--- BEGIN Input for this task ---
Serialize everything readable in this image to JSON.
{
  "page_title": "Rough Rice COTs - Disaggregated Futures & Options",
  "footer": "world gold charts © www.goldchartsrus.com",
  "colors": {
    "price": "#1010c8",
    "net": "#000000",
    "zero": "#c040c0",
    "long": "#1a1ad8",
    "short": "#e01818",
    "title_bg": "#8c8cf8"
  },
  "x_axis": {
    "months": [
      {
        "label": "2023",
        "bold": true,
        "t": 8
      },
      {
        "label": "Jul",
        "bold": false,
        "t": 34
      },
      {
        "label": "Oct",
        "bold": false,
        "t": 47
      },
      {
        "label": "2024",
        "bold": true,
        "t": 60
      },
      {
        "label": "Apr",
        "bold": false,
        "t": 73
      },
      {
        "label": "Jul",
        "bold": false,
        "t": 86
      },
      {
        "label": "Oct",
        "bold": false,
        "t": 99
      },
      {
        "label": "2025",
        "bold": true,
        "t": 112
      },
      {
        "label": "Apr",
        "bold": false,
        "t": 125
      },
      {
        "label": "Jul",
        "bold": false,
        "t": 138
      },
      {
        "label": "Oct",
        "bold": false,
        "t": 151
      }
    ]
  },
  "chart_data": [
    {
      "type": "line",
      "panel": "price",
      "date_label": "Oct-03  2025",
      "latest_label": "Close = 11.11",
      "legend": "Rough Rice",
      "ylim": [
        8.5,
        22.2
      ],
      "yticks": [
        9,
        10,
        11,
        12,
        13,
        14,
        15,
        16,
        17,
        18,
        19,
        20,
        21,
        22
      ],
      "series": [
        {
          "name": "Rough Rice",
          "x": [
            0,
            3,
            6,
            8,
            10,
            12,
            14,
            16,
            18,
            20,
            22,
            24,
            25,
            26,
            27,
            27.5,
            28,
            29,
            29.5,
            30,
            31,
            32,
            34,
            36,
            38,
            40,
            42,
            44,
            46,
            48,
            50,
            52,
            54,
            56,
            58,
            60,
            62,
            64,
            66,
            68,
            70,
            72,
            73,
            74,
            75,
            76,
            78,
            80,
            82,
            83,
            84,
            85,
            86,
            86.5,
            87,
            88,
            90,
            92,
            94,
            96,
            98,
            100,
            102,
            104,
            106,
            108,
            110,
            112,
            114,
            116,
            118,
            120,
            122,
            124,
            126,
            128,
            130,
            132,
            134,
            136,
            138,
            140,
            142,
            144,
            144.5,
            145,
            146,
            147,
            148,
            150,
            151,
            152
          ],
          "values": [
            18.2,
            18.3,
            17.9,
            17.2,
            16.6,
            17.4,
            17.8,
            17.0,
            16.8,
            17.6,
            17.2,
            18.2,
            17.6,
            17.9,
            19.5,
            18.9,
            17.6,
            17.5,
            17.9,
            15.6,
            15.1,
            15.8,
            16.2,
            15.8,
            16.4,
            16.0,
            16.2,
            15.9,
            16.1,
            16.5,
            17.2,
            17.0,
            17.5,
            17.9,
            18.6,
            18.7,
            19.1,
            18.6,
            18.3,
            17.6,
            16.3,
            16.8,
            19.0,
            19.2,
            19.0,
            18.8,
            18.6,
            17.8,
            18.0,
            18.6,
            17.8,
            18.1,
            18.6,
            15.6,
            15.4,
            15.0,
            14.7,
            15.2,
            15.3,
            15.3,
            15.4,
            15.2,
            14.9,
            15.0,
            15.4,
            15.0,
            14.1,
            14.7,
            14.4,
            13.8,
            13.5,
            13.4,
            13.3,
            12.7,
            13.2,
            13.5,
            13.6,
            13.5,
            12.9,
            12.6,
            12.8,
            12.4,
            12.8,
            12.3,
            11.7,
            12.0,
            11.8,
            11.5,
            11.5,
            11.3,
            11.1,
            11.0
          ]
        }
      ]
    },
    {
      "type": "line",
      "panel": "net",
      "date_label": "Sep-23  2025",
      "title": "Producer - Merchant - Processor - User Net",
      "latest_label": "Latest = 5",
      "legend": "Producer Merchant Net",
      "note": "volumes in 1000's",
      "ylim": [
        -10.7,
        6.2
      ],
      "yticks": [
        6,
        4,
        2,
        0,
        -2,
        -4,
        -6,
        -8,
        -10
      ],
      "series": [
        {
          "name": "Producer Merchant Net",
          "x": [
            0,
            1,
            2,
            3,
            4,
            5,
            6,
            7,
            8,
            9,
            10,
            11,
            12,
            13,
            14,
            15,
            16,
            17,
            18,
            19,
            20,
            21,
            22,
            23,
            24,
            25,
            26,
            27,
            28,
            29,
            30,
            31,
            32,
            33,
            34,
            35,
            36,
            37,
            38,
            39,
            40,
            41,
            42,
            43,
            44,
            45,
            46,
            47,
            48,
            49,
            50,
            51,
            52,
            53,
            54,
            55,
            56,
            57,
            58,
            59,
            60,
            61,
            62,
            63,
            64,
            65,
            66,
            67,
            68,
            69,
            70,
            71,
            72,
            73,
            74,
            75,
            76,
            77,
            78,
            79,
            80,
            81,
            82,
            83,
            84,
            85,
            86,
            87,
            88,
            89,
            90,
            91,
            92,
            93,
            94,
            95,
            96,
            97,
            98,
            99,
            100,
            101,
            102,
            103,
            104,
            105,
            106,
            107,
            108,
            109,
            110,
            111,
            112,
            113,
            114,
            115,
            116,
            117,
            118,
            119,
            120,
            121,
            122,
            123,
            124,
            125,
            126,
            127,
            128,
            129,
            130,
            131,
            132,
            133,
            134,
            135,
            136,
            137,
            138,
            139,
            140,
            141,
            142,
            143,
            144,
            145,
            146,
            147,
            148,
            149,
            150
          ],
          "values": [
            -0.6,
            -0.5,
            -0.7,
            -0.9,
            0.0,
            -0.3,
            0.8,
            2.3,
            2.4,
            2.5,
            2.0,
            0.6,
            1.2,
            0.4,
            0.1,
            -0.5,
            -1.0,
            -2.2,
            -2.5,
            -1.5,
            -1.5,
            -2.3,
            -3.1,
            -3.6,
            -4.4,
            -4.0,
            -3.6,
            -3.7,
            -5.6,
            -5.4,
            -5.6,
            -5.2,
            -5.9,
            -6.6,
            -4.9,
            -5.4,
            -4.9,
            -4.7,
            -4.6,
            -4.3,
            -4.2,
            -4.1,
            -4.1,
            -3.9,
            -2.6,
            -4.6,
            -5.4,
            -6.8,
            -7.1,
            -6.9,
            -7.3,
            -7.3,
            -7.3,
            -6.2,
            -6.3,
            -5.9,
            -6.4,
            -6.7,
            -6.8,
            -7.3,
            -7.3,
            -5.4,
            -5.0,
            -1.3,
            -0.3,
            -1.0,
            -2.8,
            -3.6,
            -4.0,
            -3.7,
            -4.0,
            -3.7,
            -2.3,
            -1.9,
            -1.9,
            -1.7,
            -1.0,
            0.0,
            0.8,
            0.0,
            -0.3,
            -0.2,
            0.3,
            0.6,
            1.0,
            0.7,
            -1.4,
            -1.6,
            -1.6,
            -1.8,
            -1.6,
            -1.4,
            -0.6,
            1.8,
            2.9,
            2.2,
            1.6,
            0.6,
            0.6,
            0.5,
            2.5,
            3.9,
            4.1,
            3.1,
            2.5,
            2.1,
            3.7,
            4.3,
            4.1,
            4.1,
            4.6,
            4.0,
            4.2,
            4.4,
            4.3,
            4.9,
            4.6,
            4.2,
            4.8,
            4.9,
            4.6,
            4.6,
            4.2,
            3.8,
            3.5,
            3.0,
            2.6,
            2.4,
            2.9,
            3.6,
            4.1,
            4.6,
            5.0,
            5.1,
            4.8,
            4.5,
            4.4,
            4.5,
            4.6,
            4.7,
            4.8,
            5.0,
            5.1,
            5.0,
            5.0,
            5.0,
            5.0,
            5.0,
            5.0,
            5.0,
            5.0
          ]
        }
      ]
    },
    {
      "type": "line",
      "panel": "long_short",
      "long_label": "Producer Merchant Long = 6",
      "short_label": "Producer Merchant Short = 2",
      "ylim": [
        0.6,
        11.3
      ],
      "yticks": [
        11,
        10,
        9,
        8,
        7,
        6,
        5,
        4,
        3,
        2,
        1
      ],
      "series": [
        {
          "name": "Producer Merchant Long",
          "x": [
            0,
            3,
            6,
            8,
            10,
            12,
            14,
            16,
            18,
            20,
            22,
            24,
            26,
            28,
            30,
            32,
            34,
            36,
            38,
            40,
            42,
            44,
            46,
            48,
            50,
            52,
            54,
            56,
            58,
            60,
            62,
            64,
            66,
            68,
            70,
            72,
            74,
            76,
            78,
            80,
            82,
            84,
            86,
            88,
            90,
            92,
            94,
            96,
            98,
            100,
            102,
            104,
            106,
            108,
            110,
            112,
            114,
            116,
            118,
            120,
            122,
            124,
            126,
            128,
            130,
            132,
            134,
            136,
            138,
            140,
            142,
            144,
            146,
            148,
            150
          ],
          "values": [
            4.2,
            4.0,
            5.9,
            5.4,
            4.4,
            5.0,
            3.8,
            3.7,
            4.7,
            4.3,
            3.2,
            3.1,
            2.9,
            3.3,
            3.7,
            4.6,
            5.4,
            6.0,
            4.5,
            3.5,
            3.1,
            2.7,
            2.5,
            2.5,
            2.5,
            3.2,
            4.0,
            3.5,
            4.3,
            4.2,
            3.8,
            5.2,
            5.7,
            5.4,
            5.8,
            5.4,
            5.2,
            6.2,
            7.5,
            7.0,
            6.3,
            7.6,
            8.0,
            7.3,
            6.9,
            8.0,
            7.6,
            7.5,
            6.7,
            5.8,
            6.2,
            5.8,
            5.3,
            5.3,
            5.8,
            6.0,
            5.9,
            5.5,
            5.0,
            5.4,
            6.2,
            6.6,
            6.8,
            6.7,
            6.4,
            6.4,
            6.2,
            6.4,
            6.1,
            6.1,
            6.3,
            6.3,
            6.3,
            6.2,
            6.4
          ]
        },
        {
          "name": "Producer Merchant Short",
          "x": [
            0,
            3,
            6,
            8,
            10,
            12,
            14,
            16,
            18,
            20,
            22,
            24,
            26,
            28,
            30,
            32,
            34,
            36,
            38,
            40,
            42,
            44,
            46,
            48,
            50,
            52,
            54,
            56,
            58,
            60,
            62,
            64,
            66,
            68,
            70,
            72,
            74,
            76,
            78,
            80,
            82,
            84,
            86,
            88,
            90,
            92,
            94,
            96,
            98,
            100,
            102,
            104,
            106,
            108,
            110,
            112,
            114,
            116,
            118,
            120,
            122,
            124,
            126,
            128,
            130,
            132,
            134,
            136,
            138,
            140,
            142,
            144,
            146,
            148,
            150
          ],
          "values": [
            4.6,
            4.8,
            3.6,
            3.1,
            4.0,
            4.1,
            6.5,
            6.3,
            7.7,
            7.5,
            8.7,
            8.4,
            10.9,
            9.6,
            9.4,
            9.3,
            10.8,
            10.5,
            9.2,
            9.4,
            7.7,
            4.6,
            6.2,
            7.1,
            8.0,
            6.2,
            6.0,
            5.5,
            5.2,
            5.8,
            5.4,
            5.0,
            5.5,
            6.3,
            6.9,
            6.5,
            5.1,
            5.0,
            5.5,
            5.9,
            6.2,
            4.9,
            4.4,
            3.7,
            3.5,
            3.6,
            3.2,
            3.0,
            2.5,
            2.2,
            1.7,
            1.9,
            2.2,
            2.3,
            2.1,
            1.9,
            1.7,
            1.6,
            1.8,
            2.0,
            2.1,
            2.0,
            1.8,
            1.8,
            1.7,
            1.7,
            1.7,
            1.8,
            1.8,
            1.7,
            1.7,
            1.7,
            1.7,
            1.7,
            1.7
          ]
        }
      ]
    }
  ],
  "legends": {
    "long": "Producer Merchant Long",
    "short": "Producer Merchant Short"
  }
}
--- END Input for this task ---
■ **Instructions for the task**
Search the data above for the string "panel" and copy each line that has it.

■ **Result below**
      "panel": "price",
      "panel": "net",
      "panel": "long_short",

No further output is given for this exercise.